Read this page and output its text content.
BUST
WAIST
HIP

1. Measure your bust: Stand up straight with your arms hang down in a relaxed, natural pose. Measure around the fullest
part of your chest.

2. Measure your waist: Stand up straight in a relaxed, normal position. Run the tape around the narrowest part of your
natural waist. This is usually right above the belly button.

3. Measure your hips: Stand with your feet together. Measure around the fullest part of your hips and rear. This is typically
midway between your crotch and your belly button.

==================================================

▸ **Task brief**:
Copy out each line of the records that holds the string "belly".

▸ **Task response**:
natural waist. This is usually right above the belly button.
midway between your crotch and your belly button.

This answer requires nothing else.